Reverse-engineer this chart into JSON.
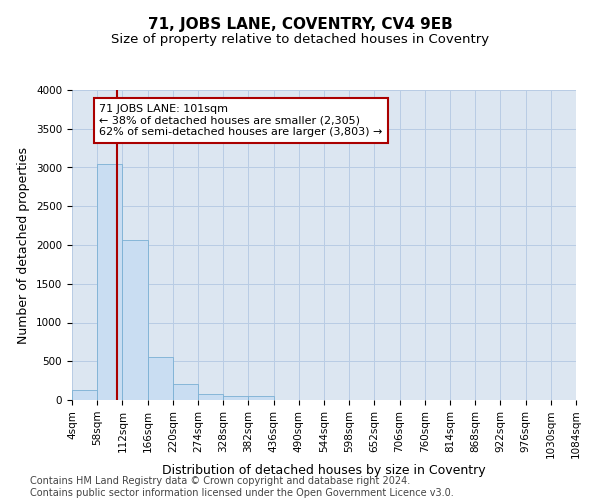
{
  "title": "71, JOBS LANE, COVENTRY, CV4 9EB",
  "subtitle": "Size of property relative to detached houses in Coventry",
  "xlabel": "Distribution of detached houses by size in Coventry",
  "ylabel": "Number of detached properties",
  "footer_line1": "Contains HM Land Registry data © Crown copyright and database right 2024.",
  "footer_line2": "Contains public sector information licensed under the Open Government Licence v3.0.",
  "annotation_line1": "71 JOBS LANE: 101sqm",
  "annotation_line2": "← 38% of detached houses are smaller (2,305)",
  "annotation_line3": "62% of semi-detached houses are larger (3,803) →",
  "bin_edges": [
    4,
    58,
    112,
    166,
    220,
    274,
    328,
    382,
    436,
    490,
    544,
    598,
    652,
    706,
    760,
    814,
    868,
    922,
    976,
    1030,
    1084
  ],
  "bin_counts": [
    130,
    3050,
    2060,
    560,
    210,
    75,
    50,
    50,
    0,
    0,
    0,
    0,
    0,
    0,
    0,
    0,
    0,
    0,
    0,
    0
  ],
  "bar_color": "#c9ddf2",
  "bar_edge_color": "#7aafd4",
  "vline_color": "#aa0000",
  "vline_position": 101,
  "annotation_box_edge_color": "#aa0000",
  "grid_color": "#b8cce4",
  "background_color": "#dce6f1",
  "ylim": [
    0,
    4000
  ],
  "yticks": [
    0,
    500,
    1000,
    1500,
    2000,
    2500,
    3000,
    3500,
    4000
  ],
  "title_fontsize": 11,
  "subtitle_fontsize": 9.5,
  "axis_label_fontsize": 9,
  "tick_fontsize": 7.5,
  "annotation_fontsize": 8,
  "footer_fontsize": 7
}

---

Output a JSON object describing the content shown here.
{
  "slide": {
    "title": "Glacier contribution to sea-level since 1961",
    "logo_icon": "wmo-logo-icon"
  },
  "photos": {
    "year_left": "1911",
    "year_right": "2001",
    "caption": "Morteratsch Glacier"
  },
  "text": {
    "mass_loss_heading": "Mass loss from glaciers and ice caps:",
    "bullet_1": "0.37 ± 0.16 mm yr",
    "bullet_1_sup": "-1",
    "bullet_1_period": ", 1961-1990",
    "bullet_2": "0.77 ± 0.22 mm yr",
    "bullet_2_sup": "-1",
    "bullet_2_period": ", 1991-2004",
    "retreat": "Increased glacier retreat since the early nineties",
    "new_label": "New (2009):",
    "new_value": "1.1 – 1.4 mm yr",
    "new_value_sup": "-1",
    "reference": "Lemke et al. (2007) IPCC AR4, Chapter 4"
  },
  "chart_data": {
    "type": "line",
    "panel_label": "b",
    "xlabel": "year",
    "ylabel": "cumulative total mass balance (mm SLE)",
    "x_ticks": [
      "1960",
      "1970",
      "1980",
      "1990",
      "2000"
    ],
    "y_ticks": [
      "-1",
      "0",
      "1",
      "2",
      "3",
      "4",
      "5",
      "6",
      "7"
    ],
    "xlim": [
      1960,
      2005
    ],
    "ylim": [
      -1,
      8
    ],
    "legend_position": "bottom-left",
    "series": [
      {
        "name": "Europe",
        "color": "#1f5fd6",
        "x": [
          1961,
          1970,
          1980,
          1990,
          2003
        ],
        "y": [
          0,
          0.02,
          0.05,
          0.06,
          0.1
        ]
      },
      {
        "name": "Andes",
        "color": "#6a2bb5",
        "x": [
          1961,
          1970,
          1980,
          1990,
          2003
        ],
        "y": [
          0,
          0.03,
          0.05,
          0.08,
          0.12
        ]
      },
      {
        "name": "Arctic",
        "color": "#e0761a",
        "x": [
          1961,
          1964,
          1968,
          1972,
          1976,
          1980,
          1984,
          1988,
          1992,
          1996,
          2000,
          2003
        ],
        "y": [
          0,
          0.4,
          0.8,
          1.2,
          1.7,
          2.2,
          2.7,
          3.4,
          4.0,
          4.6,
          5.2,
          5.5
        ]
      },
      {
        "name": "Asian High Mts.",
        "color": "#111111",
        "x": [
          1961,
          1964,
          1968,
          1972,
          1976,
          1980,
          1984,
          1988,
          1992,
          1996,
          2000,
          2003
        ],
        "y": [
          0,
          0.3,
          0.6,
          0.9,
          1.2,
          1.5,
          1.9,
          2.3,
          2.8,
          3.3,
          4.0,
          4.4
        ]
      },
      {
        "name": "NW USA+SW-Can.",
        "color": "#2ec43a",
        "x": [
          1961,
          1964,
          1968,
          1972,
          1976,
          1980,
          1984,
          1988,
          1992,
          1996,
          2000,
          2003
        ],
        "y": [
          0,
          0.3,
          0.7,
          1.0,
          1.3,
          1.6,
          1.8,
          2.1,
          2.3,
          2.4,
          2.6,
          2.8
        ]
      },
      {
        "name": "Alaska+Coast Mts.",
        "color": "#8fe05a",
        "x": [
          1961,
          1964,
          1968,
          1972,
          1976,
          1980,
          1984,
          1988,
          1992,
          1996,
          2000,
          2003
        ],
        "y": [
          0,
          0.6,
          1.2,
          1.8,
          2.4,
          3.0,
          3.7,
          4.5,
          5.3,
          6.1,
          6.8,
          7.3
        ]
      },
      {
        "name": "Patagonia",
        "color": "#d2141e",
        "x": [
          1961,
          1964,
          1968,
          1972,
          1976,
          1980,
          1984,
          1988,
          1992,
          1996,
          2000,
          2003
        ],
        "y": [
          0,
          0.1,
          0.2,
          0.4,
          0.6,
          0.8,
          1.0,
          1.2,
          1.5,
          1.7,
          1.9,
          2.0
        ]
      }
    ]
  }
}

---

TO BE DONE:
Count every line bearing the word "xlabel"; report the total only.

RESPONSE:
2